Data tied to figure images:
'''

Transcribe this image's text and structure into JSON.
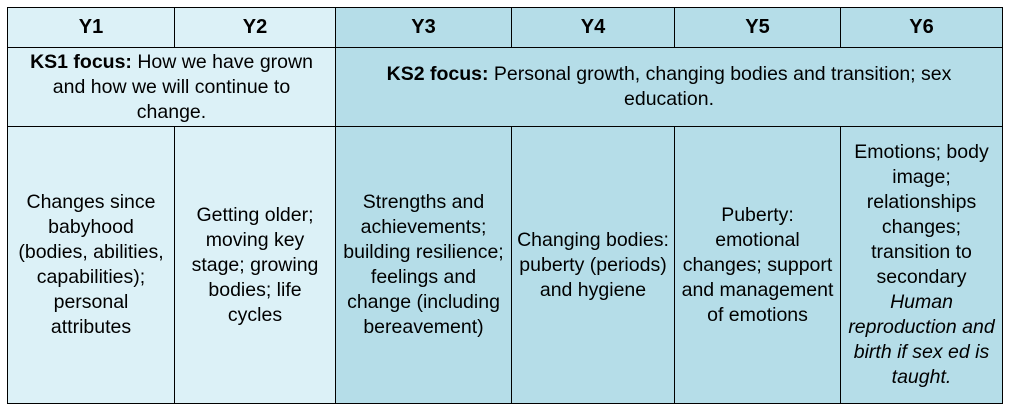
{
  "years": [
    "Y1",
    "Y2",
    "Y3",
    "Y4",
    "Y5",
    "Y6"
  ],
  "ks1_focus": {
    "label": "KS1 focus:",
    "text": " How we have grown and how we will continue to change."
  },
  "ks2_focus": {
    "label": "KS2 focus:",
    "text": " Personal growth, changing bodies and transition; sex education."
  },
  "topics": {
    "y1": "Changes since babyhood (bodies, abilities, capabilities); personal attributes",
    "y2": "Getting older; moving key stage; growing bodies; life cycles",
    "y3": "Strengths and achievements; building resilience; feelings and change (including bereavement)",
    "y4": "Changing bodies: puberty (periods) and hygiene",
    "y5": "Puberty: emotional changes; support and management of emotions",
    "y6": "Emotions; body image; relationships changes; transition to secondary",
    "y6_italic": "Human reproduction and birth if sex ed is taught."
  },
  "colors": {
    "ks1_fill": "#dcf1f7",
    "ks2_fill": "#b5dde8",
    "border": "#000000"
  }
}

'''

### TASK OBJECTIVE
Reproduce the full listing above verbatim, with no pictures included.

### ANSWER TO THIS PROBLEM
Transcribe this image's text and structure into JSON.
{
  "years": [
    "Y1",
    "Y2",
    "Y3",
    "Y4",
    "Y5",
    "Y6"
  ],
  "ks1_focus": {
    "label": "KS1 focus:",
    "text": " How we have grown and how we will continue to change."
  },
  "ks2_focus": {
    "label": "KS2 focus:",
    "text": " Personal growth, changing bodies and transition; sex education."
  },
  "topics": {
    "y1": "Changes since babyhood (bodies, abilities, capabilities); personal attributes",
    "y2": "Getting older; moving key stage; growing bodies; life cycles",
    "y3": "Strengths and achievements; building resilience; feelings and change (including bereavement)",
    "y4": "Changing bodies: puberty (periods) and hygiene",
    "y5": "Puberty: emotional changes; support and management of emotions",
    "y6": "Emotions; body image; relationships changes; transition to secondary",
    "y6_italic": "Human reproduction and birth if sex ed is taught."
  },
  "colors": {
    "ks1_fill": "#dcf1f7",
    "ks2_fill": "#b5dde8",
    "border": "#000000"
  }
}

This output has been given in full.